◆ **Text**:
The goal of hmer is to make the process of history matching and emulation accessible and easily usable by modellers, particularly in epidemiology. The central object of the process is an Emulator: a statistical approximation for the output of a complex (and often expensive) model that, given a relatively small number of model evaluations, can give predictions of the model output at unseen points with the appropriate uncertainty built-in. Using these we may follow a process of ‘history matching’, where unfeasible parts of the parameter space are ruled out. Sampling parameter sets from the remaining region allows us to train more accurate emulators, which allow us to remove more of the space, and so on. The hmer package contains tools for the automated construction of emulators, visualisations for diagnostic checks and exploration of parameter space, and a means by which new points can be proposed.

Installation

You can install the development version of hmer from GitHub with:

# install.packages("devtools")
devtools::install_github("andy-iskauskas/hmer")

Example

The three core functions of the package are called below, using built-in toy data.

library(hmer)

◆ **Dataset**:
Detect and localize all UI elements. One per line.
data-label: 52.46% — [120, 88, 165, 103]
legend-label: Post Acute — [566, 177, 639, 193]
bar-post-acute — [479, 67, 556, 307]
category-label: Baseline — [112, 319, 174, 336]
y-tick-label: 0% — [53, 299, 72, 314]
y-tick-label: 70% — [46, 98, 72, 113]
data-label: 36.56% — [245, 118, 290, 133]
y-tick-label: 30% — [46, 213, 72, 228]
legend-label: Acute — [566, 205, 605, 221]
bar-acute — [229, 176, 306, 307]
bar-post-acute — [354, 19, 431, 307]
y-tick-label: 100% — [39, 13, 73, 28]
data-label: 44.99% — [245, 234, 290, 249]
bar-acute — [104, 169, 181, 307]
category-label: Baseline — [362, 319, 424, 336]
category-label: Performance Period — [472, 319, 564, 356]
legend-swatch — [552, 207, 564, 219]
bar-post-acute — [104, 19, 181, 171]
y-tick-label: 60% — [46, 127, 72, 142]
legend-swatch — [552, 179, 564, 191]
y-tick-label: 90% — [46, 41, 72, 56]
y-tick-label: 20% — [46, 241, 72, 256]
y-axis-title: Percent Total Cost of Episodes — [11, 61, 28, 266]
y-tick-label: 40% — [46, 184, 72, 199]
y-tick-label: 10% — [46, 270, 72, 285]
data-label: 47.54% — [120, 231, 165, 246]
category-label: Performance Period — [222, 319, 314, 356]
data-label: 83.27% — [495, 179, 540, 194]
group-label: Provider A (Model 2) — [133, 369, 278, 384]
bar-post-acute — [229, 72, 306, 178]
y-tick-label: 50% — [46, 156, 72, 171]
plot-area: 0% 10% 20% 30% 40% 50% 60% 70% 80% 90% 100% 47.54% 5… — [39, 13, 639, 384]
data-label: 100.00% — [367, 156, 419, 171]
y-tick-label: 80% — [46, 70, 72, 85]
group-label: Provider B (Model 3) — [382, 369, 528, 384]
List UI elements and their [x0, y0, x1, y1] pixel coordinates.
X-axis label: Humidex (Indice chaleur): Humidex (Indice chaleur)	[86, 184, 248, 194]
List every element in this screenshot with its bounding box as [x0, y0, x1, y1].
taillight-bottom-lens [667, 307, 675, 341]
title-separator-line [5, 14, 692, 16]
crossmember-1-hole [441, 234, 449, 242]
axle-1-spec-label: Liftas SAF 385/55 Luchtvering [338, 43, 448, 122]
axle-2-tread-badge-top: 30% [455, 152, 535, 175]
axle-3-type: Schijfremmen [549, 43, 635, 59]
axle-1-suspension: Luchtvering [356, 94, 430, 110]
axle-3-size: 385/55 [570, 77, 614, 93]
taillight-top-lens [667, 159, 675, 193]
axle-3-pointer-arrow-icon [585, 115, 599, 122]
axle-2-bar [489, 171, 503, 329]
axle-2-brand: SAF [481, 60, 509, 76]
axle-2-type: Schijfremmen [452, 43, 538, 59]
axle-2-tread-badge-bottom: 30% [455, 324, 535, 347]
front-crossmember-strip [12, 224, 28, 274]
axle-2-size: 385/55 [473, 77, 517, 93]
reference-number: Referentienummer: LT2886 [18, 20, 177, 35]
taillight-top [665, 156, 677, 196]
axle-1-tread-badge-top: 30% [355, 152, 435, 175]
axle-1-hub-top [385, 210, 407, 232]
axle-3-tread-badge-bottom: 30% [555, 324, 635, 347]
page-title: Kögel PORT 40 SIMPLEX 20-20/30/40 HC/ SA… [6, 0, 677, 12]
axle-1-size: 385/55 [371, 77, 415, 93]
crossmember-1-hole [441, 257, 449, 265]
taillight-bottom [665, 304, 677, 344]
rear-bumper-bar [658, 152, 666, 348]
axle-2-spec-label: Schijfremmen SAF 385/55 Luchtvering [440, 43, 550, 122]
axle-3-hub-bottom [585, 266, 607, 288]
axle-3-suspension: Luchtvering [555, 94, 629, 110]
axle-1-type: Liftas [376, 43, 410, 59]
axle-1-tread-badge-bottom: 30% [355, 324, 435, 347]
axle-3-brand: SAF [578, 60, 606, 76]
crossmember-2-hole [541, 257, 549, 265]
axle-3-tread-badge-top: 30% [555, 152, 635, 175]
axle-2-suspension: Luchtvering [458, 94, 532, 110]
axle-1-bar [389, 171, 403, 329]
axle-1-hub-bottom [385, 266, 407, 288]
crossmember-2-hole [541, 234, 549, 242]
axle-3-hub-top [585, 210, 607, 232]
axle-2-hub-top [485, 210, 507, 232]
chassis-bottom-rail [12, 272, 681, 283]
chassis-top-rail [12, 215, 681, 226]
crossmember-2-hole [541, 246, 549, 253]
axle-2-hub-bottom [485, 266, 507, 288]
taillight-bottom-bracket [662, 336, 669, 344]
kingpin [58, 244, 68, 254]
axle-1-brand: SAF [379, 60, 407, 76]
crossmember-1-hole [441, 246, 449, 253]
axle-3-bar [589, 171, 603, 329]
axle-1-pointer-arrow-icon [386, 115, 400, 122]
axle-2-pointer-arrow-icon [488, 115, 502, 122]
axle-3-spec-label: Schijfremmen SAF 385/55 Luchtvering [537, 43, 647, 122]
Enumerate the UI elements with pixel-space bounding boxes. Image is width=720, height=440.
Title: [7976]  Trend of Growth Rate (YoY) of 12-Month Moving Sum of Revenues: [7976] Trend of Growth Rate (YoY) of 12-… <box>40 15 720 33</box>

◆ **Exercise requirements**:
(1) Answer these questions about the hmer package description, one answer per line:
(a) What does the description call the central object of the process?
(b) From where can the development version of hmer be installed?
(c) What data do the example's calls to the three core functions use?
(2) Carry the hmer package description forward from where it stops.

◆ **Expected results**:
(1)
(a) An Emulator.
(b) From GitHub.
(c) Built-in toy data.

(2)
#> Registered S3 method overwritten by 'GGally':
#>   method from   
#>   +.gg   ggplot2
## Train a set of emulators to data
ems <- emulator_from_data(input_data = SIRSample$training,
                          output_names = names(SIREmulators$targets),
                          ranges = list(aSI = c(0.1, 0.8), aIR = c(0, 0.5), aSR = c(0, 0.05)))
## Perform diagnostics on the emulators
validation <- validation_diagnostics(ems, SIREmulators$targets, SIRSample$validation, plt = FALSE)
## Propose new points from the emulators
new_points <- generate_new_runs(ems, 50, SIREmulators$targets)

Learning Emulation and History Matching

There is a wealth of published information on Bayes Linear emulation, history matching, and the more general framework of uncertainty quantification, upon which this package is based. The easiest way to learn how to use the hmer package, however, is to look through the vignettes within.

browseVignettes("hmer")
vignette("low-dimensional-examples", package = 'hmer')